Data items
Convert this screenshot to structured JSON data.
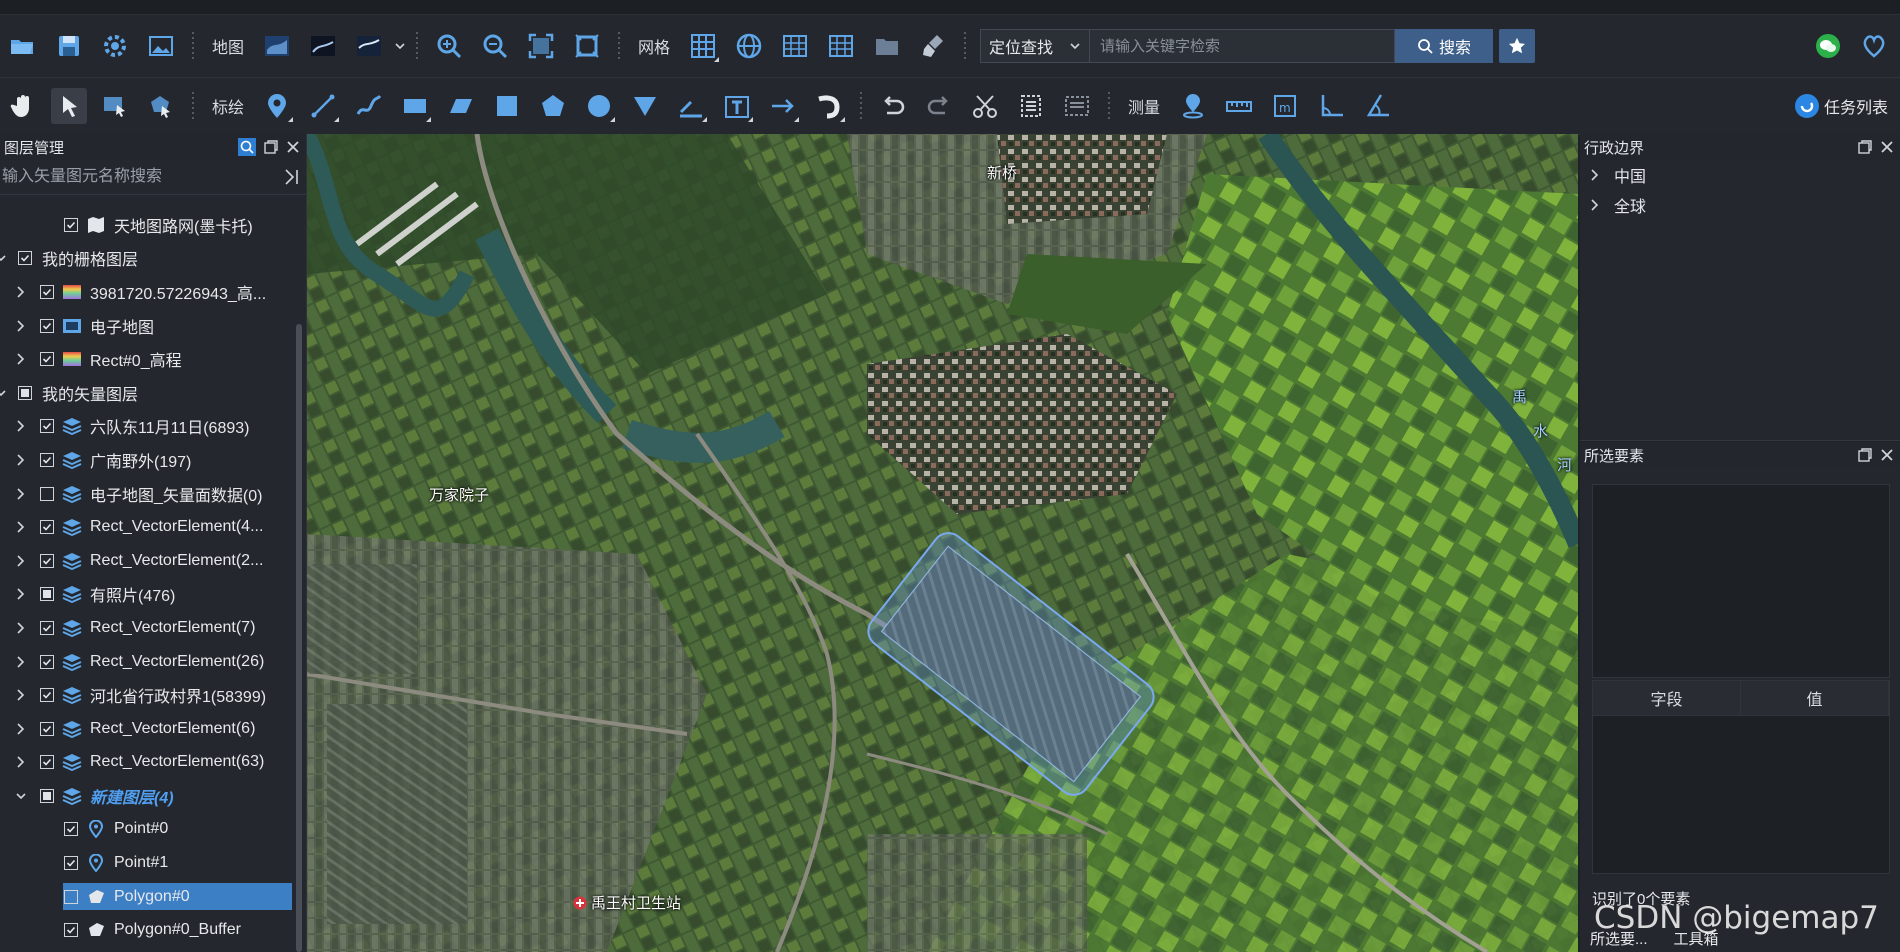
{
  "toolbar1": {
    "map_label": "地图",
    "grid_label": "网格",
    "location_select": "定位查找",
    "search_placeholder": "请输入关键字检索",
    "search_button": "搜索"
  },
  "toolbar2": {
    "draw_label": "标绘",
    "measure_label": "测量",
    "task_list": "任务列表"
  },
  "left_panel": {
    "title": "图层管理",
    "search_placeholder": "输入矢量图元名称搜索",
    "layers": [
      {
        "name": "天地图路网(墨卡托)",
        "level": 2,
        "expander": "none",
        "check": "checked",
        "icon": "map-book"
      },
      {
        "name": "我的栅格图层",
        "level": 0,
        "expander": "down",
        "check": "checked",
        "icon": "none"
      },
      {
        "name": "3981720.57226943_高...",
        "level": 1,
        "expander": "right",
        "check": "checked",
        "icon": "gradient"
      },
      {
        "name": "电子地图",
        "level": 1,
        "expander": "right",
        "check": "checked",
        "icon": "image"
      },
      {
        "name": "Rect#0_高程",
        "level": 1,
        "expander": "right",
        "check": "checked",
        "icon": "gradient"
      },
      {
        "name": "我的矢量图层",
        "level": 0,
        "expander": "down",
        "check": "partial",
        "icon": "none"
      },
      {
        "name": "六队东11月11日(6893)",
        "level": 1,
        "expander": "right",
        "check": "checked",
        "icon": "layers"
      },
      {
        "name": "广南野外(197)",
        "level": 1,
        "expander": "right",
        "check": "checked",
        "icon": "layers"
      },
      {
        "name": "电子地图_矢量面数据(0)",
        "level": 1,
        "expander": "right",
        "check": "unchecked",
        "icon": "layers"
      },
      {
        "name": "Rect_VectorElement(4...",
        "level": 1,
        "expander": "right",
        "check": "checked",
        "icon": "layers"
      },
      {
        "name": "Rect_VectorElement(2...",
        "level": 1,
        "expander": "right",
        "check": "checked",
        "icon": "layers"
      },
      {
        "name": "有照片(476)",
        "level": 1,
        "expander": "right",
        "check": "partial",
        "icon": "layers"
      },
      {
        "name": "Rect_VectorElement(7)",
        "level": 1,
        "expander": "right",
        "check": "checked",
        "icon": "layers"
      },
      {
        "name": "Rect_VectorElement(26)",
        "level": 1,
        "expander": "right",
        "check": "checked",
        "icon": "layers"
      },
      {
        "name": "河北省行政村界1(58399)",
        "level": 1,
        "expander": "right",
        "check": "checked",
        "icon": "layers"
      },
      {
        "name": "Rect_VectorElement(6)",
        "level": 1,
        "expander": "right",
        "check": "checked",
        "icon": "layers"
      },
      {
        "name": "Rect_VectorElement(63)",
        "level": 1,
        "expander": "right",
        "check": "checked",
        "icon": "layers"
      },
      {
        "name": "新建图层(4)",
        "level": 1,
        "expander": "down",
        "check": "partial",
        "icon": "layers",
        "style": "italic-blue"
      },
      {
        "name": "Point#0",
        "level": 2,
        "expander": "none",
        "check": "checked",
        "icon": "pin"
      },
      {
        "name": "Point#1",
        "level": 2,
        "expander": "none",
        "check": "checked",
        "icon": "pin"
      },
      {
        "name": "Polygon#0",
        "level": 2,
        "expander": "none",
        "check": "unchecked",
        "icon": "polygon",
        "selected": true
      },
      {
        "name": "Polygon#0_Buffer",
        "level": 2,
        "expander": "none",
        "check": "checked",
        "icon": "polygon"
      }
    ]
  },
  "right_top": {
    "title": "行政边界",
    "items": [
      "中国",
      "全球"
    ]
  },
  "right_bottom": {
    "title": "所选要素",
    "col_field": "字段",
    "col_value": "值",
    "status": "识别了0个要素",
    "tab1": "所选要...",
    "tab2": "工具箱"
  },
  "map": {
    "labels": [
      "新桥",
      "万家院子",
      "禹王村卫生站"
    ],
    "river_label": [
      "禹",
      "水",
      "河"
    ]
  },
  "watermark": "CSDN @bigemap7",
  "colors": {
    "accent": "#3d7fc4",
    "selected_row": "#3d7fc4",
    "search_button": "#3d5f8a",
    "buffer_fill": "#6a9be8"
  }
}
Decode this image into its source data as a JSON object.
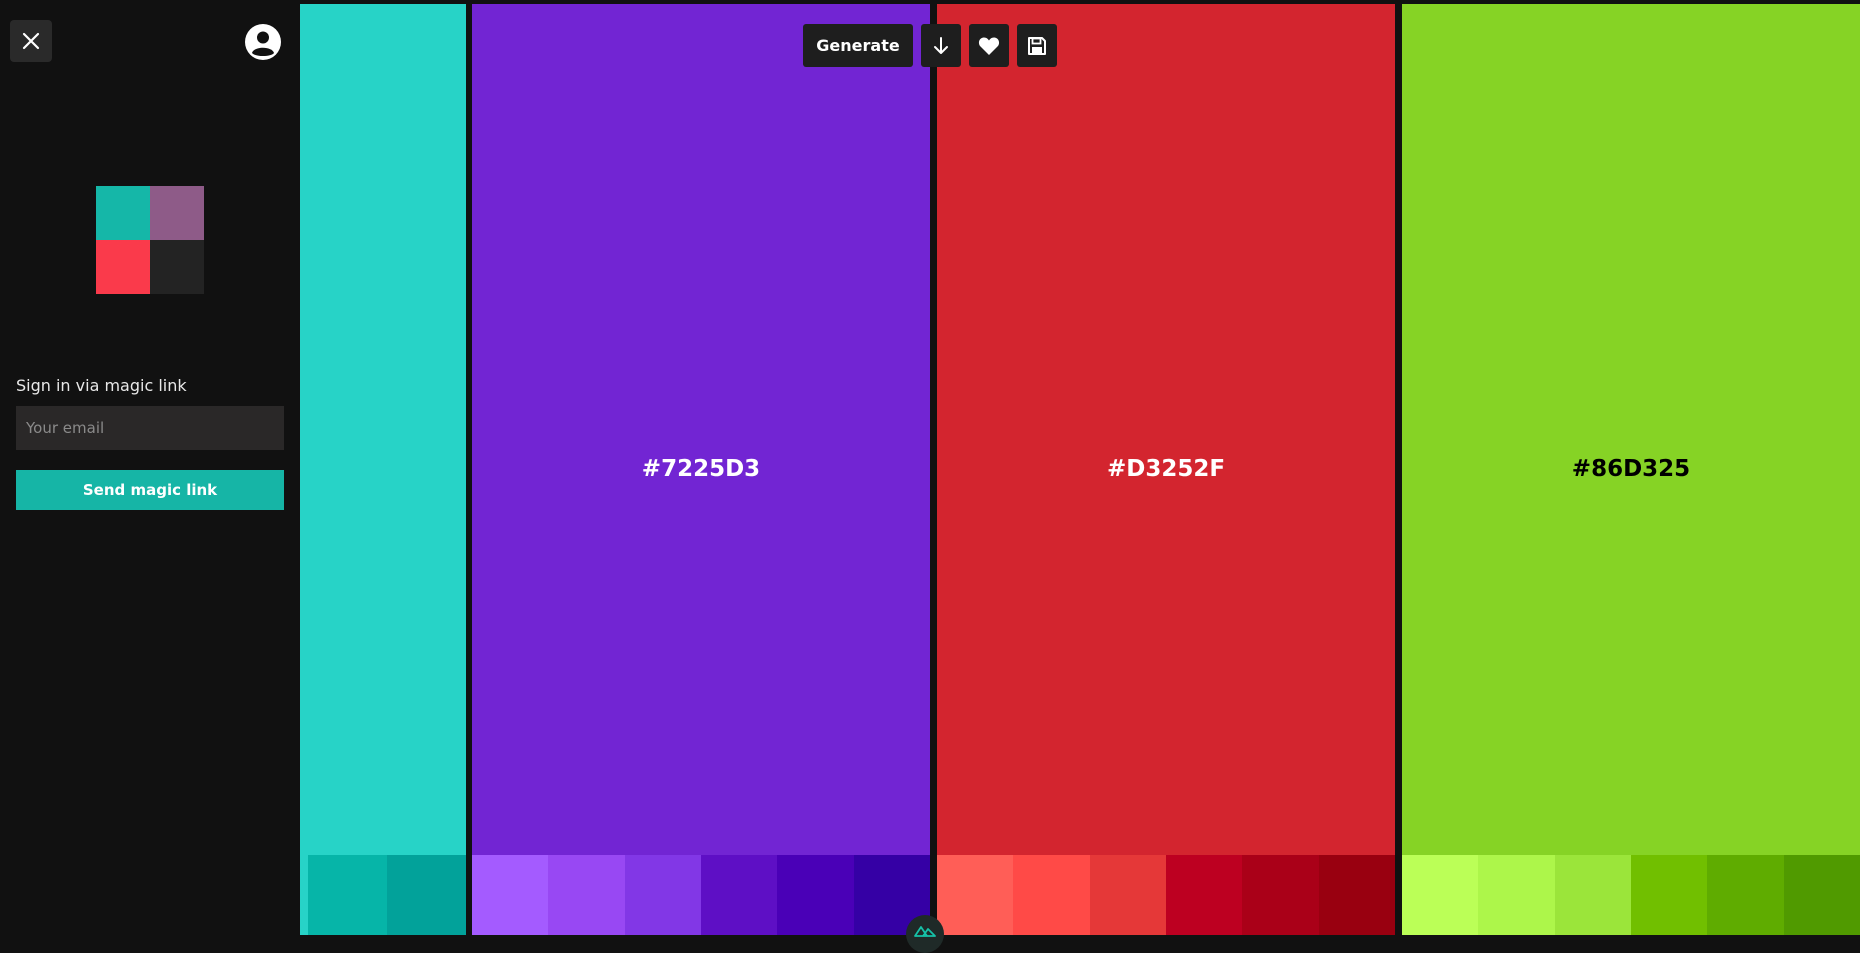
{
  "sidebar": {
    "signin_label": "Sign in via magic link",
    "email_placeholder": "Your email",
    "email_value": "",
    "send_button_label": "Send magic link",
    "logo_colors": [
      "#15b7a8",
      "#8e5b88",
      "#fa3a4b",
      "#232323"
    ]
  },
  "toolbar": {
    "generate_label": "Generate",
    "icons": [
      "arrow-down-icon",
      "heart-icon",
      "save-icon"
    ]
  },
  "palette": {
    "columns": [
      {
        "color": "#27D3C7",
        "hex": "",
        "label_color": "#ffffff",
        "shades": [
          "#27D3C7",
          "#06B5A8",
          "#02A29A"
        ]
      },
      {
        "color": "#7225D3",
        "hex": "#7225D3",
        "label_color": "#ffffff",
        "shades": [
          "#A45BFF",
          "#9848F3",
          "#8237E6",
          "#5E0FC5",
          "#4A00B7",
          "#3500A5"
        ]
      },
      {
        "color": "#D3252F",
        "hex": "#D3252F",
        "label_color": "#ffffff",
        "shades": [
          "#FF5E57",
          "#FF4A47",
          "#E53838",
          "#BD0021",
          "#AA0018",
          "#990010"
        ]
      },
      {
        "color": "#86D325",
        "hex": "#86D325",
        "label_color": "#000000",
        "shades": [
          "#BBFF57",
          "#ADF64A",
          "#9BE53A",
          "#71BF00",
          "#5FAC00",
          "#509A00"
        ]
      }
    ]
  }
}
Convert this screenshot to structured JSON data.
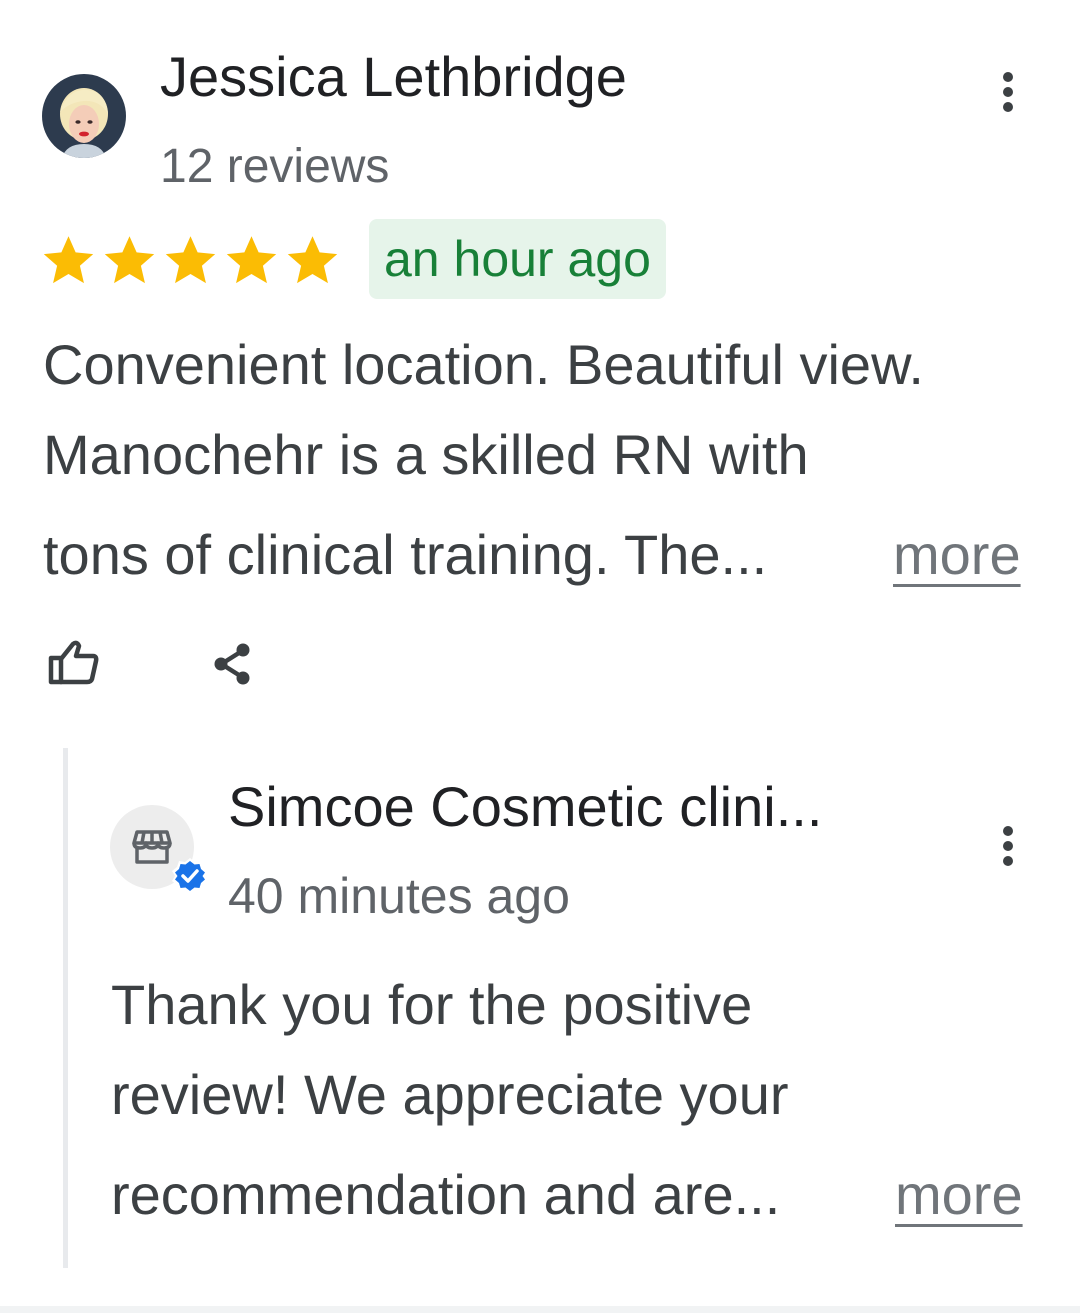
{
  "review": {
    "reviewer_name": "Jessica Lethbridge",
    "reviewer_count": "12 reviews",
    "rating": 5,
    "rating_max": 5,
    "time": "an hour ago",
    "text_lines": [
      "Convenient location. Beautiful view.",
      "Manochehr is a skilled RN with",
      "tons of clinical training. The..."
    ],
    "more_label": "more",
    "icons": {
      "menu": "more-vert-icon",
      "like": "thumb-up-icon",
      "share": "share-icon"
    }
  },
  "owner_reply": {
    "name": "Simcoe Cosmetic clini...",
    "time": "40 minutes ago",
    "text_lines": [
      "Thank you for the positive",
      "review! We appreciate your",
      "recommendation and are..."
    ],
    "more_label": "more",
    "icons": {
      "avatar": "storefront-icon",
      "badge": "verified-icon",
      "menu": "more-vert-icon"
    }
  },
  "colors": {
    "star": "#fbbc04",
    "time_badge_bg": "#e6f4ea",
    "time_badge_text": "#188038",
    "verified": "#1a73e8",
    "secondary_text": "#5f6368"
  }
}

PROBLEM STATEMENT.
Identify which lines contain the word "more" and copy each one.

FULL OUTPUT.
    "more_label": "more",
      "menu": "more-vert-icon",
    "more_label": "more",
      "menu": "more-vert-icon"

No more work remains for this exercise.